Task requirements: Sort through the data and copy the lines holding the word "color".

Dataset entries:
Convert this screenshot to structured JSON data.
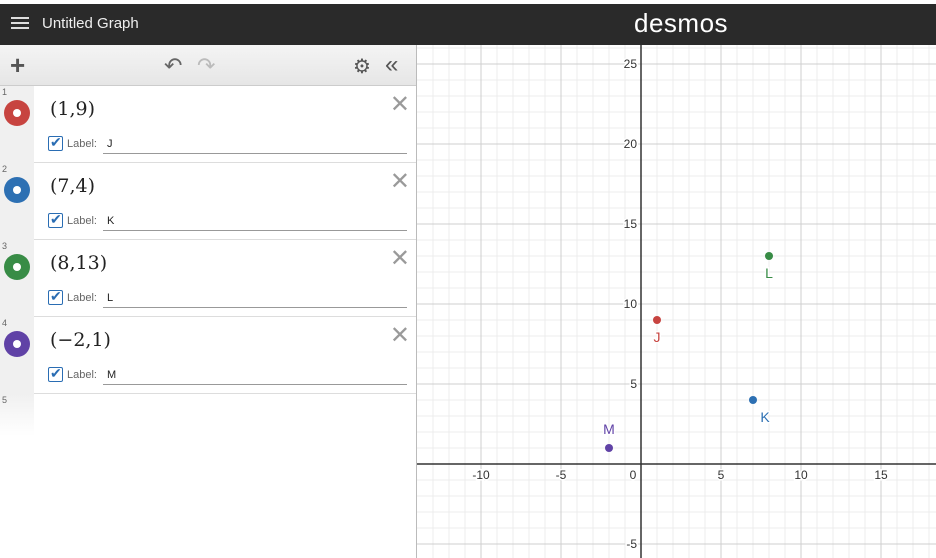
{
  "app": {
    "title": "Untitled Graph",
    "brand": "desmos"
  },
  "toolbar": {
    "add_icon": "plus-icon",
    "undo_icon": "undo-icon",
    "redo_icon": "redo-icon",
    "settings_icon": "gear-icon",
    "collapse_icon": "double-chevron-left-icon"
  },
  "expressions": [
    {
      "index": "1",
      "latex": "(1,9)",
      "label_text": "Label:",
      "label_value": "J",
      "color": "#c74440",
      "x": 1,
      "y": 9
    },
    {
      "index": "2",
      "latex": "(7,4)",
      "label_text": "Label:",
      "label_value": "K",
      "color": "#2d70b3",
      "x": 7,
      "y": 4
    },
    {
      "index": "3",
      "latex": "(8,13)",
      "label_text": "Label:",
      "label_value": "L",
      "color": "#388c46",
      "x": 8,
      "y": 13
    },
    {
      "index": "4",
      "latex": "(−2,1)",
      "label_text": "Label:",
      "label_value": "M",
      "color": "#6042a6",
      "x": -2,
      "y": 1
    }
  ],
  "empty_row_index": "5",
  "graph": {
    "x_ticks": [
      "-10",
      "-5",
      "0",
      "5",
      "10",
      "15"
    ],
    "y_ticks": [
      "25",
      "20",
      "15",
      "10",
      "5",
      "-5"
    ],
    "x_range": [
      -13.5,
      18.5
    ],
    "y_range": [
      -5.5,
      26.5
    ]
  }
}
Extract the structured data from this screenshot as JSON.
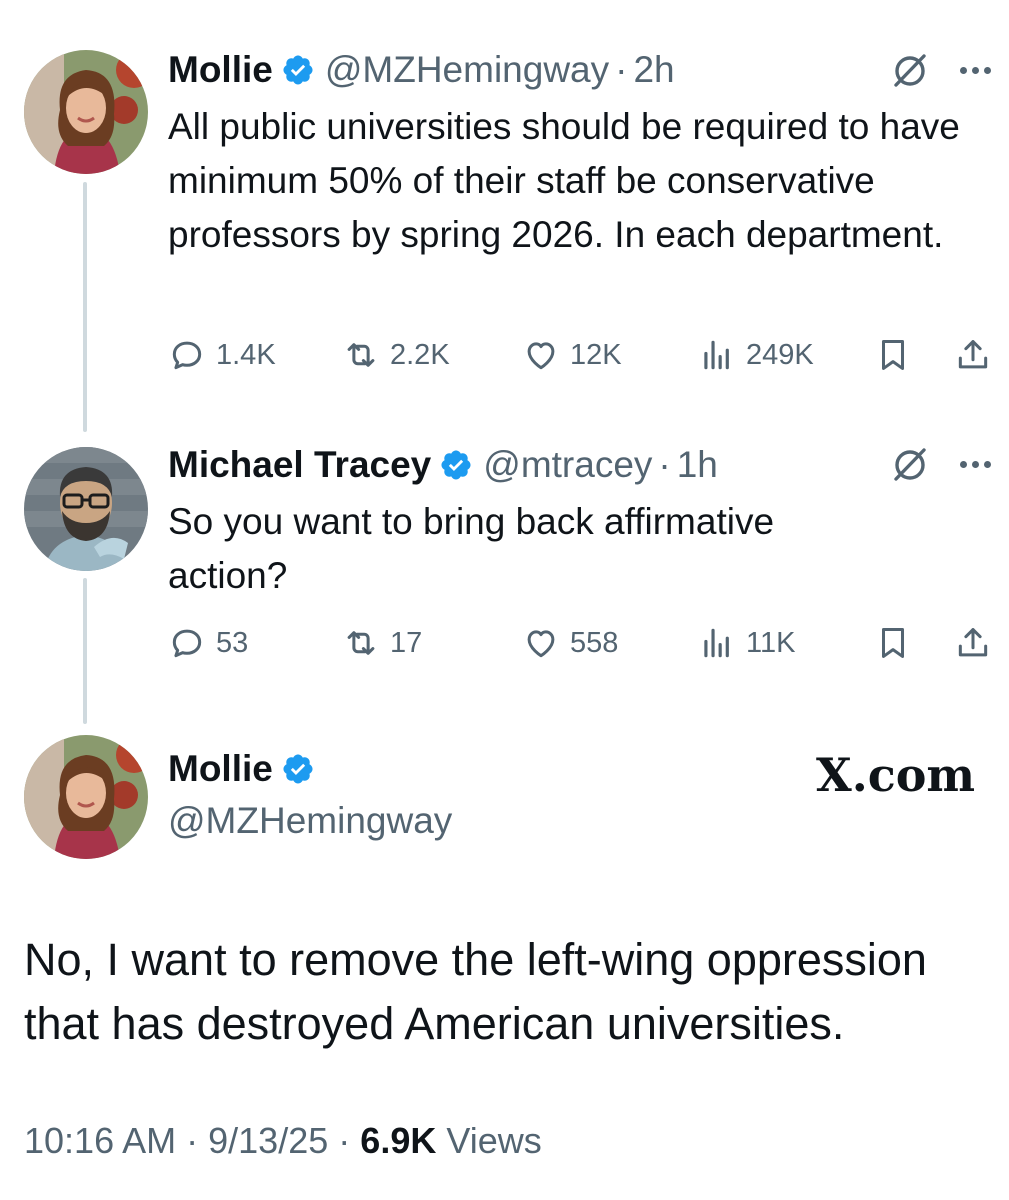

Result for this task:
      "color": "#c74440",
      "color": "#2d70b3",
      "color": "#388c46",
      "color": "#6042a6",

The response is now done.